What you have to do –
Copy each line holding the string "less".

-- Begin --

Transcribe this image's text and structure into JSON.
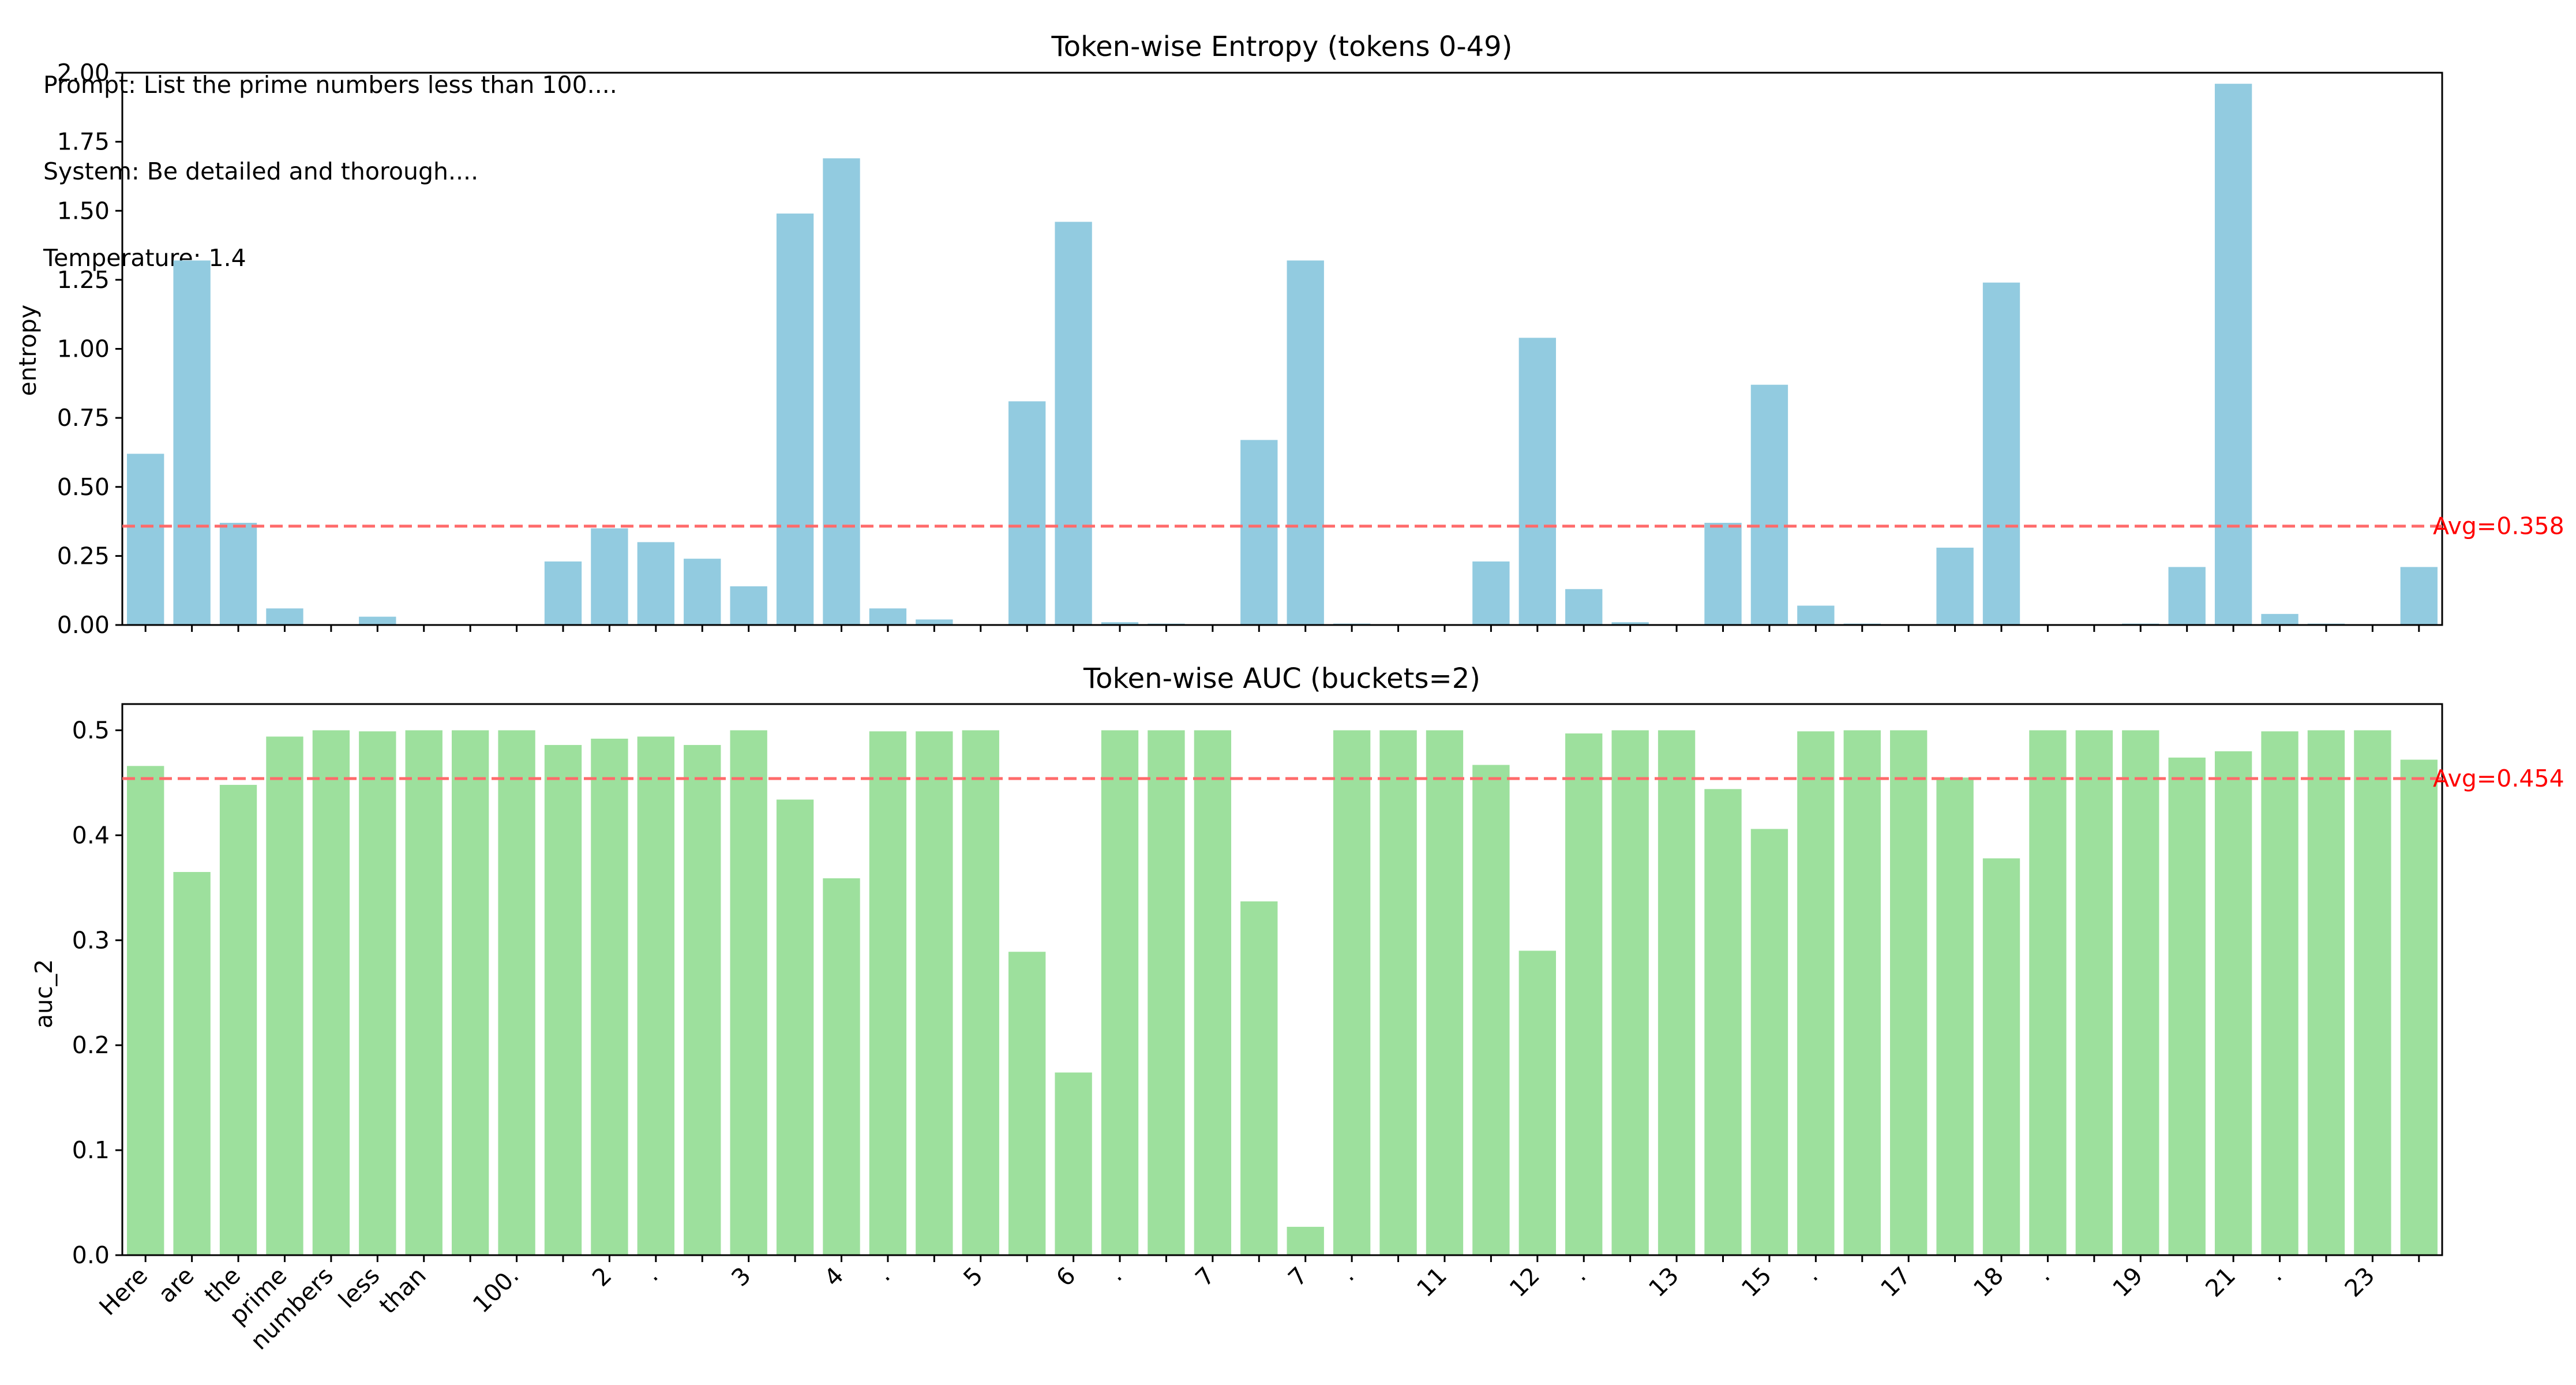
{
  "info": {
    "prompt": "Prompt: List the prime numbers less than 100....",
    "system": "System: Be detailed and thorough....",
    "temperature": "Temperature: 1.4"
  },
  "colors": {
    "entropy_bar": "#92cbe0",
    "auc_bar": "#9de09d",
    "avg_line": "#ff6b6b",
    "avg_text": "#ff0000"
  },
  "chart_data": [
    {
      "type": "bar",
      "title": "Token-wise Entropy (tokens 0-49)",
      "ylabel": "entropy",
      "xlabel": "",
      "ylim": [
        0,
        2.0
      ],
      "yticks": [
        "0.00",
        "0.25",
        "0.50",
        "0.75",
        "1.00",
        "1.25",
        "1.50",
        "1.75",
        "2.00"
      ],
      "values": [
        0.62,
        1.32,
        0.37,
        0.06,
        0.0,
        0.03,
        0.0,
        0.0,
        0.0,
        0.23,
        0.35,
        0.3,
        0.24,
        0.14,
        1.49,
        1.69,
        0.06,
        0.02,
        0.0,
        0.81,
        1.46,
        0.01,
        0.005,
        0.0,
        0.67,
        1.32,
        0.005,
        0.0,
        0.0,
        0.23,
        1.04,
        0.13,
        0.01,
        0.0,
        0.37,
        0.87,
        0.07,
        0.005,
        0.0,
        0.28,
        1.24,
        0.0,
        0.0,
        0.005,
        0.21,
        1.96,
        0.04,
        0.005,
        0.0,
        0.21
      ],
      "average_label": "Avg=0.358",
      "average": 0.358,
      "grid": false
    },
    {
      "type": "bar",
      "title": "Token-wise AUC (buckets=2)",
      "ylabel": "auc_2",
      "xlabel": "",
      "ylim": [
        0,
        0.525
      ],
      "yticks": [
        "0.0",
        "0.1",
        "0.2",
        "0.3",
        "0.4",
        "0.5"
      ],
      "values": [
        0.466,
        0.365,
        0.448,
        0.494,
        0.5,
        0.499,
        0.5,
        0.5,
        0.5,
        0.486,
        0.492,
        0.494,
        0.486,
        0.5,
        0.434,
        0.359,
        0.499,
        0.499,
        0.5,
        0.289,
        0.174,
        0.5,
        0.5,
        0.5,
        0.337,
        0.027,
        0.5,
        0.5,
        0.5,
        0.467,
        0.29,
        0.497,
        0.5,
        0.5,
        0.444,
        0.406,
        0.499,
        0.5,
        0.5,
        0.455,
        0.378,
        0.5,
        0.5,
        0.5,
        0.474,
        0.48,
        0.499,
        0.5,
        0.5,
        0.472
      ],
      "average_label": "Avg=0.454",
      "average": 0.454,
      "grid": false
    }
  ],
  "x_tick_labels": [
    "Here",
    "are",
    "the",
    "prime",
    "numbers",
    "less",
    "than",
    "",
    "100.",
    "",
    "2",
    ".",
    "",
    "3",
    "",
    "4",
    ".",
    "",
    "5",
    "",
    "6",
    ".",
    "",
    "7",
    "",
    "7",
    ".",
    "",
    "11",
    "",
    "12",
    ".",
    "",
    "13",
    "",
    "15",
    ".",
    "",
    "17",
    "",
    "18",
    ".",
    "",
    "19",
    "",
    "21",
    ".",
    "",
    "23",
    ""
  ]
}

-- End --

Task response –
    "prompt": "Prompt: List the prime numbers less than 100....",
    "less",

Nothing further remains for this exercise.